STATED EXERCISE: Search the listing below for the string "Children" and show each line that contains it.
+++ DATA ROWS +++
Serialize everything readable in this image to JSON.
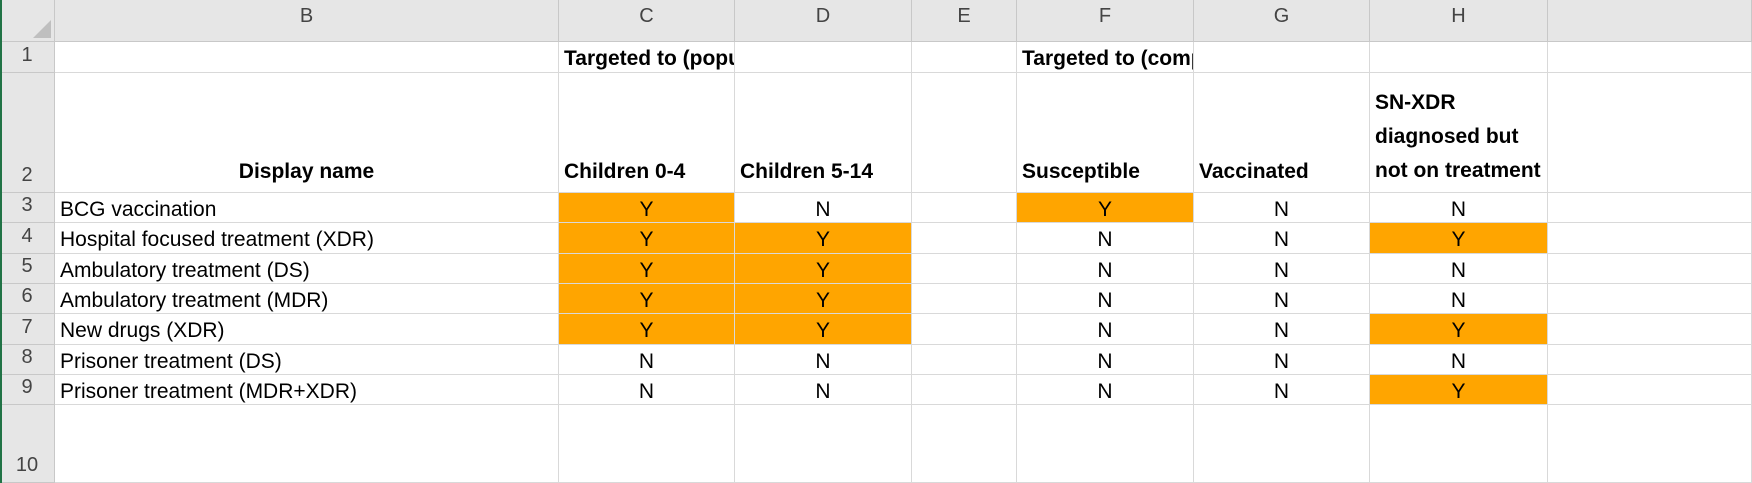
{
  "columns": [
    "B",
    "C",
    "D",
    "E",
    "F",
    "G",
    "H"
  ],
  "rows": [
    "1",
    "2",
    "3",
    "4",
    "5",
    "6",
    "7",
    "8",
    "9",
    "10"
  ],
  "header_row1": {
    "populations": "Targeted to (populations)",
    "compartments": "Targeted to (compartments)"
  },
  "header_row2": {
    "display_name": "Display name",
    "children_0_4": "Children 0-4",
    "children_5_14": "Children 5-14",
    "susceptible": "Susceptible",
    "vaccinated": "Vaccinated",
    "sn_xdr": "SN-XDR\ndiagnosed but\nnot on treatment"
  },
  "data_rows": [
    {
      "name": "BCG vaccination",
      "c": "Y",
      "d": "N",
      "f": "Y",
      "g": "N",
      "h": "N"
    },
    {
      "name": "Hospital focused treatment (XDR)",
      "c": "Y",
      "d": "Y",
      "f": "N",
      "g": "N",
      "h": "Y"
    },
    {
      "name": "Ambulatory treatment (DS)",
      "c": "Y",
      "d": "Y",
      "f": "N",
      "g": "N",
      "h": "N"
    },
    {
      "name": "Ambulatory treatment (MDR)",
      "c": "Y",
      "d": "Y",
      "f": "N",
      "g": "N",
      "h": "N"
    },
    {
      "name": "New drugs (XDR)",
      "c": "Y",
      "d": "Y",
      "f": "N",
      "g": "N",
      "h": "Y"
    },
    {
      "name": "Prisoner treatment (DS)",
      "c": "N",
      "d": "N",
      "f": "N",
      "g": "N",
      "h": "N"
    },
    {
      "name": "Prisoner treatment (MDR+XDR)",
      "c": "N",
      "d": "N",
      "f": "N",
      "g": "N",
      "h": "Y"
    }
  ],
  "colors": {
    "highlight": "#ffa500",
    "header_bg": "#e6e6e6",
    "gridline": "#d9d9d9",
    "excel_green": "#217346"
  }
}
+++
SOLUTION FOR THIS TASK:
    "children_0_4": "Children 0-4",
    "children_5_14": "Children 5-14",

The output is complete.